--- BEGIN Dataset entries ---

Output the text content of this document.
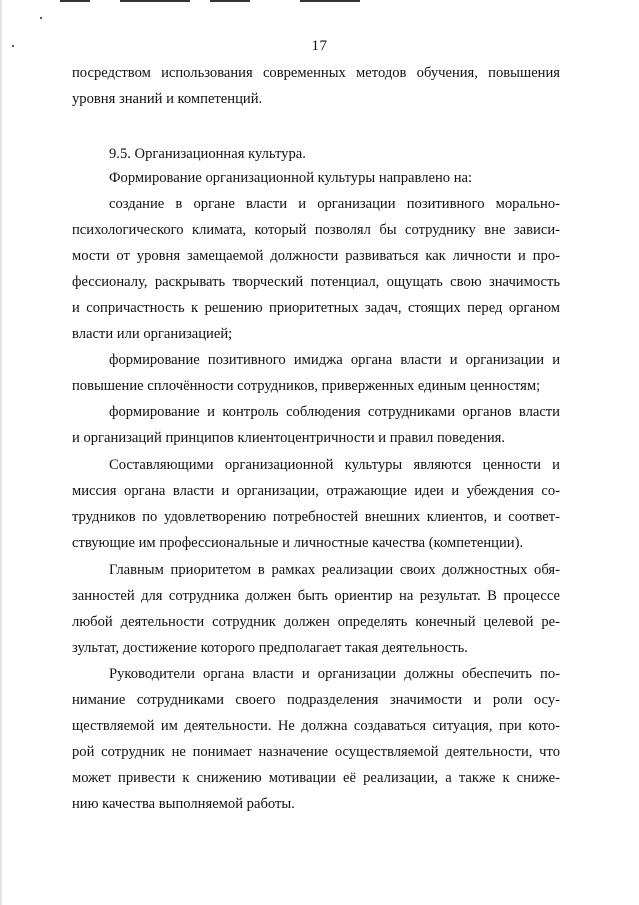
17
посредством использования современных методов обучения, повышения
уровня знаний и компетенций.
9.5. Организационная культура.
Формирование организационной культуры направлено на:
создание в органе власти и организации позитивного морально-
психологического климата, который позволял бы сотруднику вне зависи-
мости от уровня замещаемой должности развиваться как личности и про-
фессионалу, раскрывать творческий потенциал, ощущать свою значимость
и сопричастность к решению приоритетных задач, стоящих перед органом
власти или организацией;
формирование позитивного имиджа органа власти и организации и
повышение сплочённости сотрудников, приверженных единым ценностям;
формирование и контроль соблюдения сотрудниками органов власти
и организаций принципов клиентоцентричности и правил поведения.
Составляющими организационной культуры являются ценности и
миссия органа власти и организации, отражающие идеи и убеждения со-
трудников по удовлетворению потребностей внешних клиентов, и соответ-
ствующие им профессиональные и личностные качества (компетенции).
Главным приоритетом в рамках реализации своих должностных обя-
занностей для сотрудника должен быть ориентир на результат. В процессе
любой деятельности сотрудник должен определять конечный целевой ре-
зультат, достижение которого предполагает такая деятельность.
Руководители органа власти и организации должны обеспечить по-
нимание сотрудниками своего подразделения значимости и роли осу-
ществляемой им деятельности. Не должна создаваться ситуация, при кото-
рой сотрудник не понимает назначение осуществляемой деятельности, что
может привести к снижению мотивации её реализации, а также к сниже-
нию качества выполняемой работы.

--- END Dataset entries ---

- What you have to do
Copy every record above exactly as written, but leave out the pictures.

- Written solution
Output the text content of this document.
17
посредством использования современных методов обучения, повышения
уровня знаний и компетенций.
9.5. Организационная культура.
Формирование организационной культуры направлено на:
создание в органе власти и организации позитивного морально-
психологического климата, который позволял бы сотруднику вне зависи-
мости от уровня замещаемой должности развиваться как личности и про-
фессионалу, раскрывать творческий потенциал, ощущать свою значимость
и сопричастность к решению приоритетных задач, стоящих перед органом
власти или организацией;
формирование позитивного имиджа органа власти и организации и
повышение сплочённости сотрудников, приверженных единым ценностям;
формирование и контроль соблюдения сотрудниками органов власти
и организаций принципов клиентоцентричности и правил поведения.
Составляющими организационной культуры являются ценности и
миссия органа власти и организации, отражающие идеи и убеждения со-
трудников по удовлетворению потребностей внешних клиентов, и соответ-
ствующие им профессиональные и личностные качества (компетенции).
Главным приоритетом в рамках реализации своих должностных обя-
занностей для сотрудника должен быть ориентир на результат. В процессе
любой деятельности сотрудник должен определять конечный целевой ре-
зультат, достижение которого предполагает такая деятельность.
Руководители органа власти и организации должны обеспечить по-
нимание сотрудниками своего подразделения значимости и роли осу-
ществляемой им деятельности. Не должна создаваться ситуация, при кото-
рой сотрудник не понимает назначение осуществляемой деятельности, что
может привести к снижению мотивации её реализации, а также к сниже-
нию качества выполняемой работы.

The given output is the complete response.